* Task statement *
The records that follow should be retyped word for word.

* Entries shown *
★ ★ ★ ★ ★ ★ ★

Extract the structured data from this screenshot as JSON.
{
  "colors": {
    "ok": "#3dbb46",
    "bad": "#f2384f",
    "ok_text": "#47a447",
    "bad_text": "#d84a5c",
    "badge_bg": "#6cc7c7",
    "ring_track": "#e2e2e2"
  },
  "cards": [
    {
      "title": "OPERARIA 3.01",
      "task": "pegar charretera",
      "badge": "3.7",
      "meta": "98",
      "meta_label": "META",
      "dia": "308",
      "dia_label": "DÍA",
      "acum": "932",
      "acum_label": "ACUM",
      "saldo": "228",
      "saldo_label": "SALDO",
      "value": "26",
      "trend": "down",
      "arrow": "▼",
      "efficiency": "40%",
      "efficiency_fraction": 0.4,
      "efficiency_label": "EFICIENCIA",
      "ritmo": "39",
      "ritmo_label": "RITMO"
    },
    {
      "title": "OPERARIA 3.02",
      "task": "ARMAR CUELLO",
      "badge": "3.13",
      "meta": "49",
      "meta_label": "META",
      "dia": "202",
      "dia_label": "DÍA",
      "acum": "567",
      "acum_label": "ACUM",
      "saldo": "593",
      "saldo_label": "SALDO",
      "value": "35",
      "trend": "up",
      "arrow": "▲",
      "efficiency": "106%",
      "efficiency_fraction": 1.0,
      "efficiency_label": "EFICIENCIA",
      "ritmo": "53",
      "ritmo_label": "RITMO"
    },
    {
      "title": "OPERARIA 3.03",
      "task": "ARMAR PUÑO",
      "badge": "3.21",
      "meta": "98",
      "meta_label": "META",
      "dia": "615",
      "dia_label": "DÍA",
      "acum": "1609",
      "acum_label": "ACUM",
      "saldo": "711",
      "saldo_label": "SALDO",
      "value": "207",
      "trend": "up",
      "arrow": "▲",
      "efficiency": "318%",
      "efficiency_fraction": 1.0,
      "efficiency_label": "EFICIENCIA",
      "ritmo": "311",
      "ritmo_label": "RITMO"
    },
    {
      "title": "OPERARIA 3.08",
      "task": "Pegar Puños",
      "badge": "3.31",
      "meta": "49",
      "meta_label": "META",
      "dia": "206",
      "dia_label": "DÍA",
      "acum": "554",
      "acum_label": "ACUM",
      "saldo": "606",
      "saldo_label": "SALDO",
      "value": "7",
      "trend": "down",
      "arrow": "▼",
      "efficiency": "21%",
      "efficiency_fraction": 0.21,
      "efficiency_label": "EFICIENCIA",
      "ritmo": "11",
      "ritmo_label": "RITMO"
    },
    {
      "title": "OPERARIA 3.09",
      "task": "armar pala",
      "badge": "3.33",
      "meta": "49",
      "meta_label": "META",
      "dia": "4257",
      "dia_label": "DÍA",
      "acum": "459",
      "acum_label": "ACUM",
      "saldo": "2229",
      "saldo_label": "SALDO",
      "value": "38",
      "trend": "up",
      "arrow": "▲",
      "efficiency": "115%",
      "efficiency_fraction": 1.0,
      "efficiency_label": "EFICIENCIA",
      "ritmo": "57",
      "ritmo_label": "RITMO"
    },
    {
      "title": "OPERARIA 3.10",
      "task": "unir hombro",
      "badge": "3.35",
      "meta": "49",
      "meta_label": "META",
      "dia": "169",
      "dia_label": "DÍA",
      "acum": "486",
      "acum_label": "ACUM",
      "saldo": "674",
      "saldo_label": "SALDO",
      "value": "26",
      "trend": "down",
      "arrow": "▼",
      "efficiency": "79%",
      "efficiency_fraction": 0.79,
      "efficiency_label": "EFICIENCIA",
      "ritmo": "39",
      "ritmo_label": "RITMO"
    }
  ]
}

★ ★ ★ ★ ★ ★ ★

* Exercise result *
Extract the structured data from this screenshot as JSON.
{
  "colors": {
    "ok": "#3dbb46",
    "bad": "#f2384f",
    "ok_text": "#47a447",
    "bad_text": "#d84a5c",
    "badge_bg": "#6cc7c7",
    "ring_track": "#e2e2e2"
  },
  "cards": [
    {
      "title": "OPERARIA 3.01",
      "task": "pegar charretera",
      "badge": "3.7",
      "meta": "98",
      "meta_label": "META",
      "dia": "308",
      "dia_label": "DÍA",
      "acum": "932",
      "acum_label": "ACUM",
      "saldo": "228",
      "saldo_label": "SALDO",
      "value": "26",
      "trend": "down",
      "arrow": "▼",
      "efficiency": "40%",
      "efficiency_fraction": 0.4,
      "efficiency_label": "EFICIENCIA",
      "ritmo": "39",
      "ritmo_label": "RITMO"
    },
    {
      "title": "OPERARIA 3.02",
      "task": "ARMAR CUELLO",
      "badge": "3.13",
      "meta": "49",
      "meta_label": "META",
      "dia": "202",
      "dia_label": "DÍA",
      "acum": "567",
      "acum_label": "ACUM",
      "saldo": "593",
      "saldo_label": "SALDO",
      "value": "35",
      "trend": "up",
      "arrow": "▲",
      "efficiency": "106%",
      "efficiency_fraction": 1.0,
      "efficiency_label": "EFICIENCIA",
      "ritmo": "53",
      "ritmo_label": "RITMO"
    },
    {
      "title": "OPERARIA 3.03",
      "task": "ARMAR PUÑO",
      "badge": "3.21",
      "meta": "98",
      "meta_label": "META",
      "dia": "615",
      "dia_label": "DÍA",
      "acum": "1609",
      "acum_label": "ACUM",
      "saldo": "711",
      "saldo_label": "SALDO",
      "value": "207",
      "trend": "up",
      "arrow": "▲",
      "efficiency": "318%",
      "efficiency_fraction": 1.0,
      "efficiency_label": "EFICIENCIA",
      "ritmo": "311",
      "ritmo_label": "RITMO"
    },
    {
      "title": "OPERARIA 3.08",
      "task": "Pegar Puños",
      "badge": "3.31",
      "meta": "49",
      "meta_label": "META",
      "dia": "206",
      "dia_label": "DÍA",
      "acum": "554",
      "acum_label": "ACUM",
      "saldo": "606",
      "saldo_label": "SALDO",
      "value": "7",
      "trend": "down",
      "arrow": "▼",
      "efficiency": "21%",
      "efficiency_fraction": 0.21,
      "efficiency_label": "EFICIENCIA",
      "ritmo": "11",
      "ritmo_label": "RITMO"
    },
    {
      "title": "OPERARIA 3.09",
      "task": "armar pala",
      "badge": "3.33",
      "meta": "49",
      "meta_label": "META",
      "dia": "4257",
      "dia_label": "DÍA",
      "acum": "459",
      "acum_label": "ACUM",
      "saldo": "2229",
      "saldo_label": "SALDO",
      "value": "38",
      "trend": "up",
      "arrow": "▲",
      "efficiency": "115%",
      "efficiency_fraction": 1.0,
      "efficiency_label": "EFICIENCIA",
      "ritmo": "57",
      "ritmo_label": "RITMO"
    },
    {
      "title": "OPERARIA 3.10",
      "task": "unir hombro",
      "badge": "3.35",
      "meta": "49",
      "meta_label": "META",
      "dia": "169",
      "dia_label": "DÍA",
      "acum": "486",
      "acum_label": "ACUM",
      "saldo": "674",
      "saldo_label": "SALDO",
      "value": "26",
      "trend": "down",
      "arrow": "▼",
      "efficiency": "79%",
      "efficiency_fraction": 0.79,
      "efficiency_label": "EFICIENCIA",
      "ritmo": "39",
      "ritmo_label": "RITMO"
    }
  ]
}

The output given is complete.